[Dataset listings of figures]

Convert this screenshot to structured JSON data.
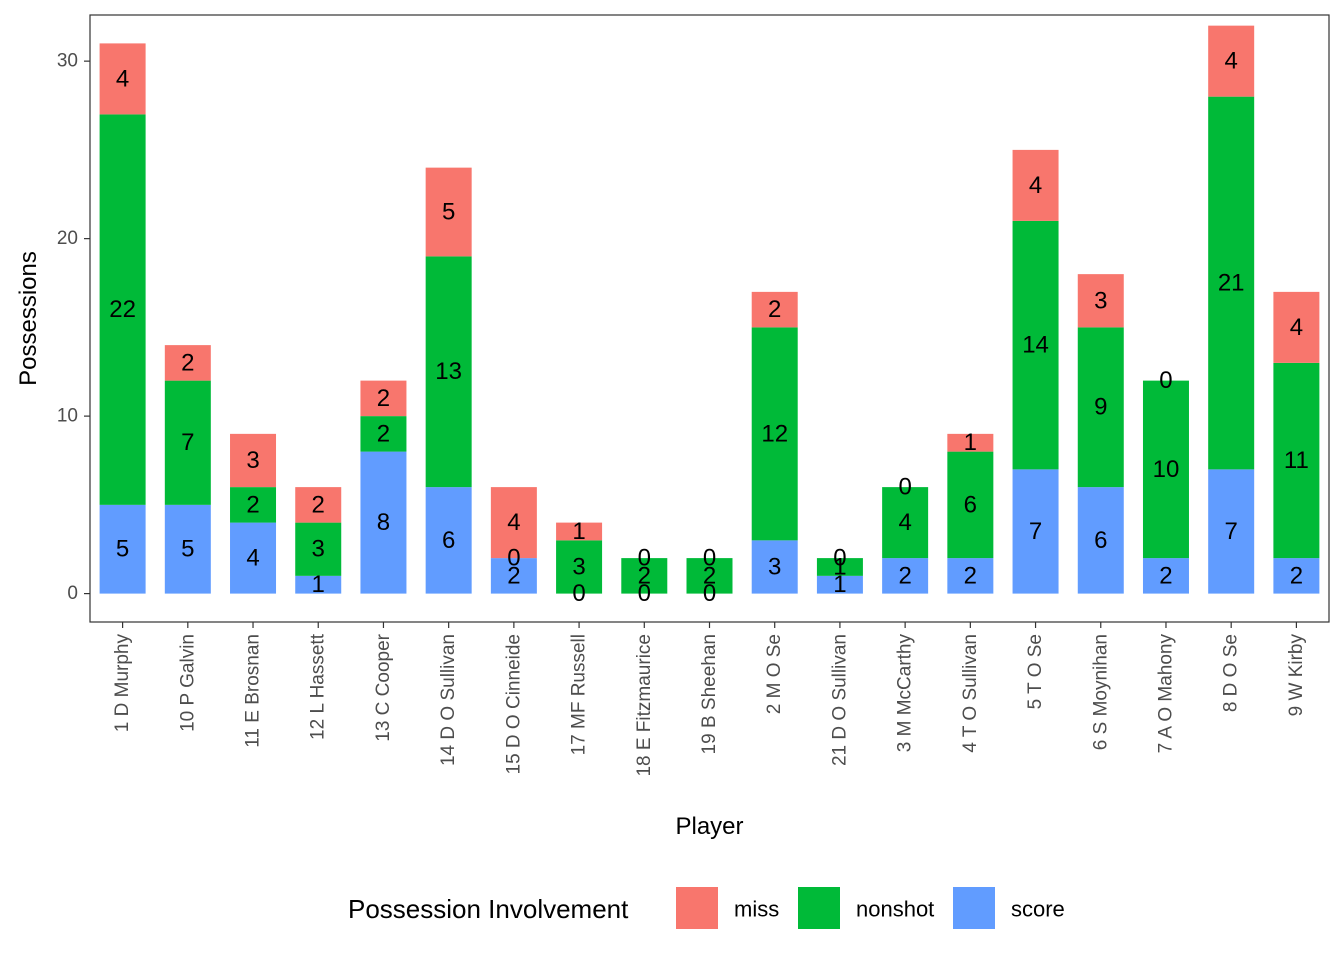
{
  "chart_data": {
    "type": "bar",
    "stacked": true,
    "xlabel": "Player",
    "ylabel": "Possessions",
    "ylim": [
      -1.6,
      32.6
    ],
    "yticks": [
      0,
      10,
      20,
      30
    ],
    "categories": [
      "1 D Murphy",
      "10 P Galvin",
      "11 E Brosnan",
      "12 L Hassett",
      "13 C Cooper",
      "14 D O Sullivan",
      "15 D O Cinneide",
      "17 MF Russell",
      "18 E Fitzmaurice",
      "19 B Sheehan",
      "2 M O Se",
      "21 D O Sullivan",
      "3 M McCarthy",
      "4 T O Sullivan",
      "5 T O Se",
      "6 S Moynihan",
      "7 A O Mahony",
      "8 D O Se",
      "9 W Kirby"
    ],
    "series": [
      {
        "name": "score",
        "color": "#619CFF",
        "values": [
          5,
          5,
          4,
          1,
          8,
          6,
          2,
          0,
          0,
          0,
          3,
          1,
          2,
          2,
          7,
          6,
          2,
          7,
          2
        ]
      },
      {
        "name": "nonshot",
        "color": "#00BA38",
        "values": [
          22,
          7,
          2,
          3,
          2,
          13,
          0,
          3,
          2,
          2,
          12,
          1,
          4,
          6,
          14,
          9,
          10,
          21,
          11
        ]
      },
      {
        "name": "miss",
        "color": "#F8766D",
        "values": [
          4,
          2,
          3,
          2,
          2,
          5,
          4,
          1,
          0,
          0,
          2,
          0,
          0,
          1,
          4,
          3,
          0,
          4,
          4
        ]
      }
    ],
    "legend": {
      "title": "Possession Involvement",
      "position": "bottom",
      "order": [
        "miss",
        "nonshot",
        "score"
      ]
    },
    "grid": false
  }
}
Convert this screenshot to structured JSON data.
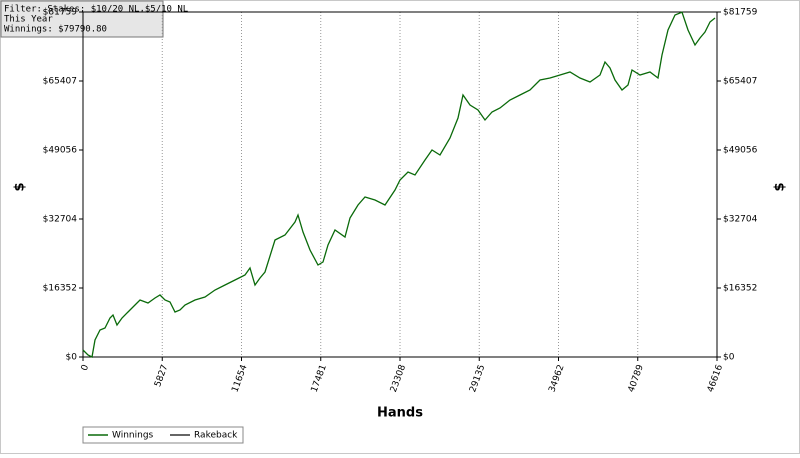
{
  "chart_data": {
    "type": "line",
    "annotations": [
      "Filter: Stakes: $10/20 NL,$5/10 NL",
      "This Year",
      "Winnings: $79790.80"
    ],
    "xlabel": "Hands",
    "ylabel": "$",
    "xlim": [
      0,
      46616
    ],
    "xticks": [
      0,
      5827,
      11654,
      17481,
      23308,
      29135,
      34962,
      40789,
      46616
    ],
    "ylim": [
      0,
      81759
    ],
    "yticks": [
      {
        "value": 0,
        "label": "$0"
      },
      {
        "value": 16352,
        "label": "$16352"
      },
      {
        "value": 32704,
        "label": "$32704"
      },
      {
        "value": 49056,
        "label": "$49056"
      },
      {
        "value": 65407,
        "label": "$65407"
      },
      {
        "value": 81759,
        "label": "$81759"
      }
    ],
    "grid": true,
    "series": [
      {
        "name": "Winnings",
        "color": "#0a6a0a",
        "x": [
          0,
          368,
          662,
          882,
          1250,
          1618,
          1985,
          2206,
          2500,
          2868,
          3309,
          3824,
          4191,
          4779,
          5294,
          5662,
          6029,
          6397,
          6765,
          7132,
          7500,
          8235,
          8971,
          9706,
          10441,
          11177,
          11912,
          12279,
          12647,
          13015,
          13382,
          14118,
          14853,
          15588,
          15809,
          16177,
          16691,
          17280,
          17647,
          18015,
          18530,
          19265,
          19632,
          20221,
          20735,
          21471,
          22206,
          22941,
          23309,
          23897,
          24412,
          25147,
          25662,
          26250,
          26985,
          27574,
          27941,
          28456,
          29044,
          29559,
          30074,
          30662,
          31397,
          32133,
          32868,
          33603,
          34338,
          35074,
          35809,
          36544,
          37279,
          38015,
          38382,
          38750,
          39118,
          39632,
          40074,
          40368,
          40956,
          41691,
          42279,
          42574,
          43015,
          43529,
          44044,
          44485,
          44999,
          45367,
          45735,
          46103,
          46470
        ],
        "values": [
          1659,
          474,
          0,
          4029,
          6398,
          6872,
          9242,
          9953,
          7583,
          9242,
          10664,
          12323,
          13508,
          12797,
          13982,
          14693,
          13508,
          13034,
          10664,
          11138,
          12323,
          13508,
          14219,
          15878,
          17063,
          18247,
          19432,
          21091,
          17063,
          18721,
          20143,
          27727,
          28912,
          31992,
          33651,
          29623,
          25357,
          21802,
          22513,
          26542,
          30096,
          28438,
          32940,
          36021,
          37917,
          37206,
          36021,
          39576,
          41945,
          43841,
          43130,
          46685,
          49055,
          47870,
          51899,
          56638,
          62089,
          59719,
          58535,
          56165,
          58060,
          59008,
          60904,
          62089,
          63274,
          65643,
          66117,
          66828,
          67539,
          66117,
          65170,
          66828,
          69909,
          68487,
          65643,
          63274,
          64459,
          68013,
          66828,
          67539,
          66117,
          71568,
          77492,
          81047,
          81700,
          77492,
          73938,
          75597,
          77019,
          79388,
          80336
        ]
      },
      {
        "name": "Rakeback",
        "color": "#333333",
        "x": [],
        "values": []
      }
    ]
  }
}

Problem details — Print the full listing exactly, dropping the pictures.

Expected answer —
Convert this screenshot to structured JSON data.
{
  "chart_data": {
    "type": "bar",
    "stacked": true,
    "xlabel": "Player",
    "ylabel": "Possessions",
    "ylim": [
      -1.6,
      32.6
    ],
    "yticks": [
      0,
      10,
      20,
      30
    ],
    "categories": [
      "1 D Murphy",
      "10 P Galvin",
      "11 E Brosnan",
      "12 L Hassett",
      "13 C Cooper",
      "14 D O Sullivan",
      "15 D O Cinneide",
      "17 MF Russell",
      "18 E Fitzmaurice",
      "19 B Sheehan",
      "2 M O Se",
      "21 D O Sullivan",
      "3 M McCarthy",
      "4 T O Sullivan",
      "5 T O Se",
      "6 S Moynihan",
      "7 A O Mahony",
      "8 D O Se",
      "9 W Kirby"
    ],
    "series": [
      {
        "name": "score",
        "color": "#619CFF",
        "values": [
          5,
          5,
          4,
          1,
          8,
          6,
          2,
          0,
          0,
          0,
          3,
          1,
          2,
          2,
          7,
          6,
          2,
          7,
          2
        ]
      },
      {
        "name": "nonshot",
        "color": "#00BA38",
        "values": [
          22,
          7,
          2,
          3,
          2,
          13,
          0,
          3,
          2,
          2,
          12,
          1,
          4,
          6,
          14,
          9,
          10,
          21,
          11
        ]
      },
      {
        "name": "miss",
        "color": "#F8766D",
        "values": [
          4,
          2,
          3,
          2,
          2,
          5,
          4,
          1,
          0,
          0,
          2,
          0,
          0,
          1,
          4,
          3,
          0,
          4,
          4
        ]
      }
    ],
    "legend": {
      "title": "Possession Involvement",
      "position": "bottom",
      "order": [
        "miss",
        "nonshot",
        "score"
      ]
    },
    "grid": false
  }
}
Convert this screenshot to structured JSON data.
{
  "chart_data": {
    "type": "line",
    "annotations": [
      "Filter: Stakes: $10/20 NL,$5/10 NL",
      "This Year",
      "Winnings: $79790.80"
    ],
    "xlabel": "Hands",
    "ylabel": "$",
    "xlim": [
      0,
      46616
    ],
    "xticks": [
      0,
      5827,
      11654,
      17481,
      23308,
      29135,
      34962,
      40789,
      46616
    ],
    "ylim": [
      0,
      81759
    ],
    "yticks": [
      {
        "value": 0,
        "label": "$0"
      },
      {
        "value": 16352,
        "label": "$16352"
      },
      {
        "value": 32704,
        "label": "$32704"
      },
      {
        "value": 49056,
        "label": "$49056"
      },
      {
        "value": 65407,
        "label": "$65407"
      },
      {
        "value": 81759,
        "label": "$81759"
      }
    ],
    "grid": true,
    "series": [
      {
        "name": "Winnings",
        "color": "#0a6a0a",
        "x": [
          0,
          368,
          662,
          882,
          1250,
          1618,
          1985,
          2206,
          2500,
          2868,
          3309,
          3824,
          4191,
          4779,
          5294,
          5662,
          6029,
          6397,
          6765,
          7132,
          7500,
          8235,
          8971,
          9706,
          10441,
          11177,
          11912,
          12279,
          12647,
          13015,
          13382,
          14118,
          14853,
          15588,
          15809,
          16177,
          16691,
          17280,
          17647,
          18015,
          18530,
          19265,
          19632,
          20221,
          20735,
          21471,
          22206,
          22941,
          23309,
          23897,
          24412,
          25147,
          25662,
          26250,
          26985,
          27574,
          27941,
          28456,
          29044,
          29559,
          30074,
          30662,
          31397,
          32133,
          32868,
          33603,
          34338,
          35074,
          35809,
          36544,
          37279,
          38015,
          38382,
          38750,
          39118,
          39632,
          40074,
          40368,
          40956,
          41691,
          42279,
          42574,
          43015,
          43529,
          44044,
          44485,
          44999,
          45367,
          45735,
          46103,
          46470
        ],
        "values": [
          1659,
          474,
          0,
          4029,
          6398,
          6872,
          9242,
          9953,
          7583,
          9242,
          10664,
          12323,
          13508,
          12797,
          13982,
          14693,
          13508,
          13034,
          10664,
          11138,
          12323,
          13508,
          14219,
          15878,
          17063,
          18247,
          19432,
          21091,
          17063,
          18721,
          20143,
          27727,
          28912,
          31992,
          33651,
          29623,
          25357,
          21802,
          22513,
          26542,
          30096,
          28438,
          32940,
          36021,
          37917,
          37206,
          36021,
          39576,
          41945,
          43841,
          43130,
          46685,
          49055,
          47870,
          51899,
          56638,
          62089,
          59719,
          58535,
          56165,
          58060,
          59008,
          60904,
          62089,
          63274,
          65643,
          66117,
          66828,
          67539,
          66117,
          65170,
          66828,
          69909,
          68487,
          65643,
          63274,
          64459,
          68013,
          66828,
          67539,
          66117,
          71568,
          77492,
          81047,
          81700,
          77492,
          73938,
          75597,
          77019,
          79388,
          80336
        ]
      },
      {
        "name": "Rakeback",
        "color": "#333333",
        "x": [],
        "values": []
      }
    ]
  }
}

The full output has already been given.